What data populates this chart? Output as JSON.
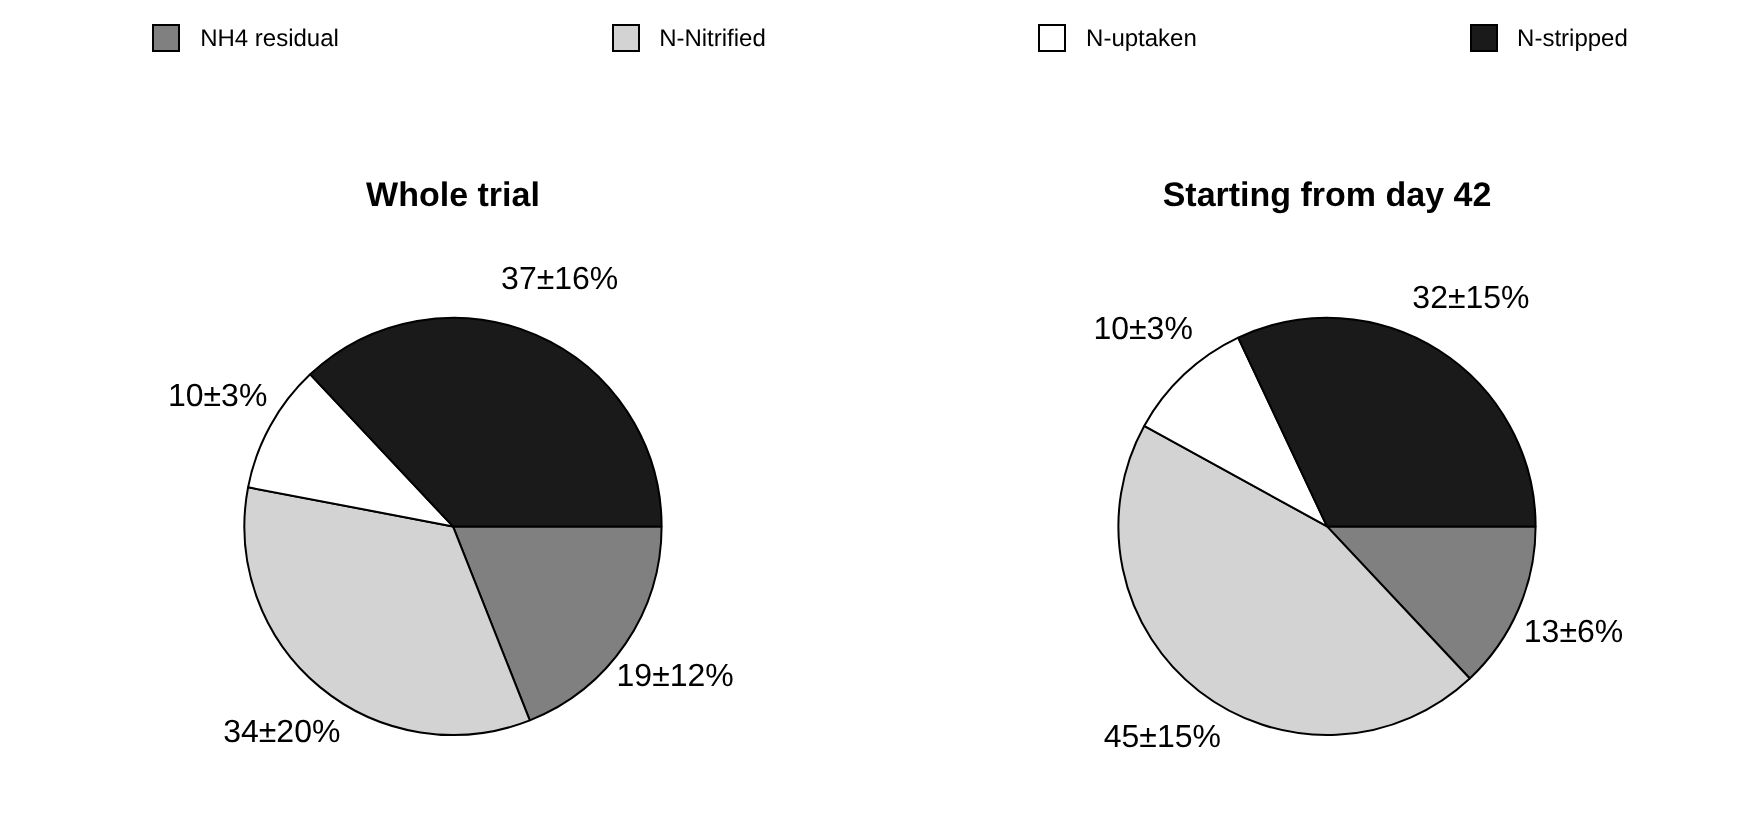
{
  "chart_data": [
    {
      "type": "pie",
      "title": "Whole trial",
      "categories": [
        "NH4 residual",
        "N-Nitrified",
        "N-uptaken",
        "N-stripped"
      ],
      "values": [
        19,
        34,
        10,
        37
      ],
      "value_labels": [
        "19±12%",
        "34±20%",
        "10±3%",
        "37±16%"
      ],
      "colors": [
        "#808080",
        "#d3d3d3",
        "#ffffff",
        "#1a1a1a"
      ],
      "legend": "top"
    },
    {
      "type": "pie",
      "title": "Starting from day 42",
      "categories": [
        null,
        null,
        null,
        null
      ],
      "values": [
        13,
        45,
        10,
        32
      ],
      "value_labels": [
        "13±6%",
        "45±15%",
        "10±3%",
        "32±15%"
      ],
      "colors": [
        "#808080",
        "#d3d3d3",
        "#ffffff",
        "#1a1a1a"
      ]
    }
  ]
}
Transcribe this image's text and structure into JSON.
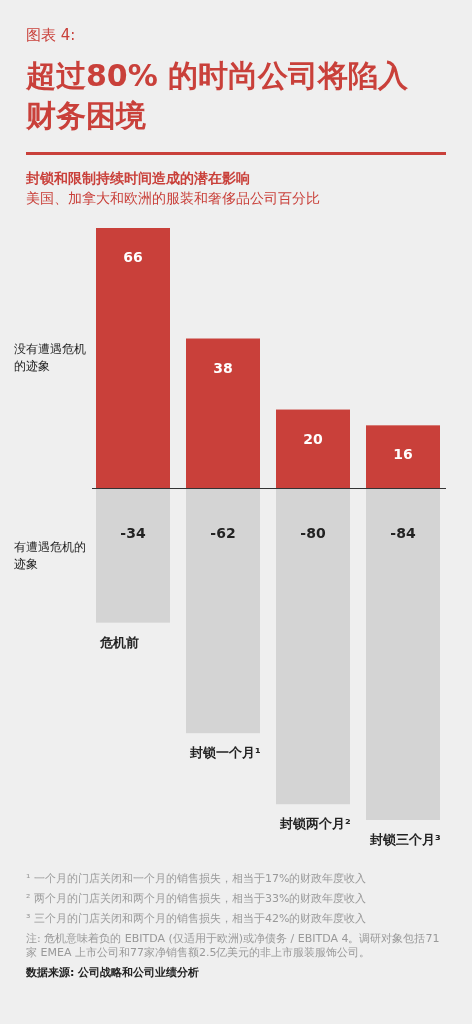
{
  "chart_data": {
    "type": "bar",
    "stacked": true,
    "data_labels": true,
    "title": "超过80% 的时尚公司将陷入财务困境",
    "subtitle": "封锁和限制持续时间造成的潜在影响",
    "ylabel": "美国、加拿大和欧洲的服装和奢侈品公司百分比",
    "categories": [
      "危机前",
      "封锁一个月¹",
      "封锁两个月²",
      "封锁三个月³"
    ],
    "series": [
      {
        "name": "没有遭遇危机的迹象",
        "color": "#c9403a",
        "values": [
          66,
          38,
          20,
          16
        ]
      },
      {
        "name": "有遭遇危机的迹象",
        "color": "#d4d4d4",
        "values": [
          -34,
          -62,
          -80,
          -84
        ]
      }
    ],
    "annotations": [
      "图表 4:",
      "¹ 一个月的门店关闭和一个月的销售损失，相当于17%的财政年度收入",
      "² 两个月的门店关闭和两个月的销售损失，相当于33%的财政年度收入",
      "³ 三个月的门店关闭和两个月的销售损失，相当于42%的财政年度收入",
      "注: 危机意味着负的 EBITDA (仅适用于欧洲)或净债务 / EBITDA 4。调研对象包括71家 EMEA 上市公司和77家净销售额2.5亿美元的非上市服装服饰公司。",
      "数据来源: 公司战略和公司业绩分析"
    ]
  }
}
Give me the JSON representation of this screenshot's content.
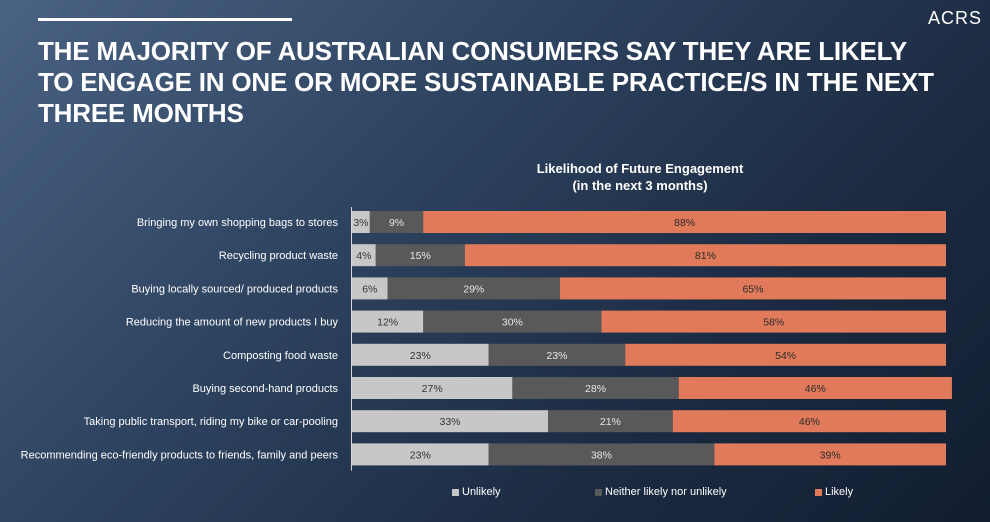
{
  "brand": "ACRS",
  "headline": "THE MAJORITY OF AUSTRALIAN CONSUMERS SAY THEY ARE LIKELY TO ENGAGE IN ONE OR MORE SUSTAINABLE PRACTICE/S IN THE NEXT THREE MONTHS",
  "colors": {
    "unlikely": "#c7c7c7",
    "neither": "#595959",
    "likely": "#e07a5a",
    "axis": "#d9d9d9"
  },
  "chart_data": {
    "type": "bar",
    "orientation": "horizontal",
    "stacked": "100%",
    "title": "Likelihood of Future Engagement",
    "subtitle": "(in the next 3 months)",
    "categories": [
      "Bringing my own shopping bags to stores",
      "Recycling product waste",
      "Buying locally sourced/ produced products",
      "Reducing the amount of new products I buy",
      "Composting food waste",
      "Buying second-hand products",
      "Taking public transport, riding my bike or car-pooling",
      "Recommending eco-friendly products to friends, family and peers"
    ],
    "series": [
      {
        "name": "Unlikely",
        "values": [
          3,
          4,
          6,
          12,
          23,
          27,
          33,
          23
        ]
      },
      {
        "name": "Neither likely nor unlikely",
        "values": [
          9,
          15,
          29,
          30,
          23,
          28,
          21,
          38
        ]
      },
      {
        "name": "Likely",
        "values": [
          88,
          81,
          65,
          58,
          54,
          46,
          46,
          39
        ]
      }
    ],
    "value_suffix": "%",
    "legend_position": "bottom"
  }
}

· · ·

## EXERCISE REQUIREMENTS
Without the pictures, output the full listing exactly as it stands.

## FINAL RESULT
What data populates this chart? Output as JSON.
{
  "chart_data": [
    {
      "type": "pie",
      "title": "Whole trial",
      "categories": [
        "NH4 residual",
        "N-Nitrified",
        "N-uptaken",
        "N-stripped"
      ],
      "values": [
        19,
        34,
        10,
        37
      ],
      "value_labels": [
        "19±12%",
        "34±20%",
        "10±3%",
        "37±16%"
      ],
      "colors": [
        "#808080",
        "#d3d3d3",
        "#ffffff",
        "#1a1a1a"
      ],
      "legend": "top"
    },
    {
      "type": "pie",
      "title": "Starting from day 42",
      "categories": [
        null,
        null,
        null,
        null
      ],
      "values": [
        13,
        45,
        10,
        32
      ],
      "value_labels": [
        "13±6%",
        "45±15%",
        "10±3%",
        "32±15%"
      ],
      "colors": [
        "#808080",
        "#d3d3d3",
        "#ffffff",
        "#1a1a1a"
      ]
    }
  ]
}
Transcribe this image's text and structure into JSON.
{
  "chart_data": {
    "type": "bar",
    "stacked": true,
    "data_labels": true,
    "title": "超过80% 的时尚公司将陷入财务困境",
    "subtitle": "封锁和限制持续时间造成的潜在影响",
    "ylabel": "美国、加拿大和欧洲的服装和奢侈品公司百分比",
    "categories": [
      "危机前",
      "封锁一个月¹",
      "封锁两个月²",
      "封锁三个月³"
    ],
    "series": [
      {
        "name": "没有遭遇危机的迹象",
        "color": "#c9403a",
        "values": [
          66,
          38,
          20,
          16
        ]
      },
      {
        "name": "有遭遇危机的迹象",
        "color": "#d4d4d4",
        "values": [
          -34,
          -62,
          -80,
          -84
        ]
      }
    ],
    "annotations": [
      "图表 4:",
      "¹ 一个月的门店关闭和一个月的销售损失，相当于17%的财政年度收入",
      "² 两个月的门店关闭和两个月的销售损失，相当于33%的财政年度收入",
      "³ 三个月的门店关闭和两个月的销售损失，相当于42%的财政年度收入",
      "注: 危机意味着负的 EBITDA (仅适用于欧洲)或净债务 / EBITDA 4。调研对象包括71家 EMEA 上市公司和77家净销售额2.5亿美元的非上市服装服饰公司。",
      "数据来源: 公司战略和公司业绩分析"
    ]
  }
}
Give me the JSON representation of this screenshot's content.
{
  "brand": "ACRS",
  "headline": "THE MAJORITY OF AUSTRALIAN CONSUMERS SAY THEY ARE LIKELY TO ENGAGE IN ONE OR MORE SUSTAINABLE PRACTICE/S IN THE NEXT THREE MONTHS",
  "colors": {
    "unlikely": "#c7c7c7",
    "neither": "#595959",
    "likely": "#e07a5a",
    "axis": "#d9d9d9"
  },
  "chart_data": {
    "type": "bar",
    "orientation": "horizontal",
    "stacked": "100%",
    "title": "Likelihood of Future Engagement",
    "subtitle": "(in the next 3 months)",
    "categories": [
      "Bringing my own shopping bags to stores",
      "Recycling product waste",
      "Buying locally sourced/ produced products",
      "Reducing the amount of new products I buy",
      "Composting food waste",
      "Buying second-hand products",
      "Taking public transport, riding my bike or car-pooling",
      "Recommending eco-friendly products to friends, family and peers"
    ],
    "series": [
      {
        "name": "Unlikely",
        "values": [
          3,
          4,
          6,
          12,
          23,
          27,
          33,
          23
        ]
      },
      {
        "name": "Neither likely nor unlikely",
        "values": [
          9,
          15,
          29,
          30,
          23,
          28,
          21,
          38
        ]
      },
      {
        "name": "Likely",
        "values": [
          88,
          81,
          65,
          58,
          54,
          46,
          46,
          39
        ]
      }
    ],
    "value_suffix": "%",
    "legend_position": "bottom"
  }
}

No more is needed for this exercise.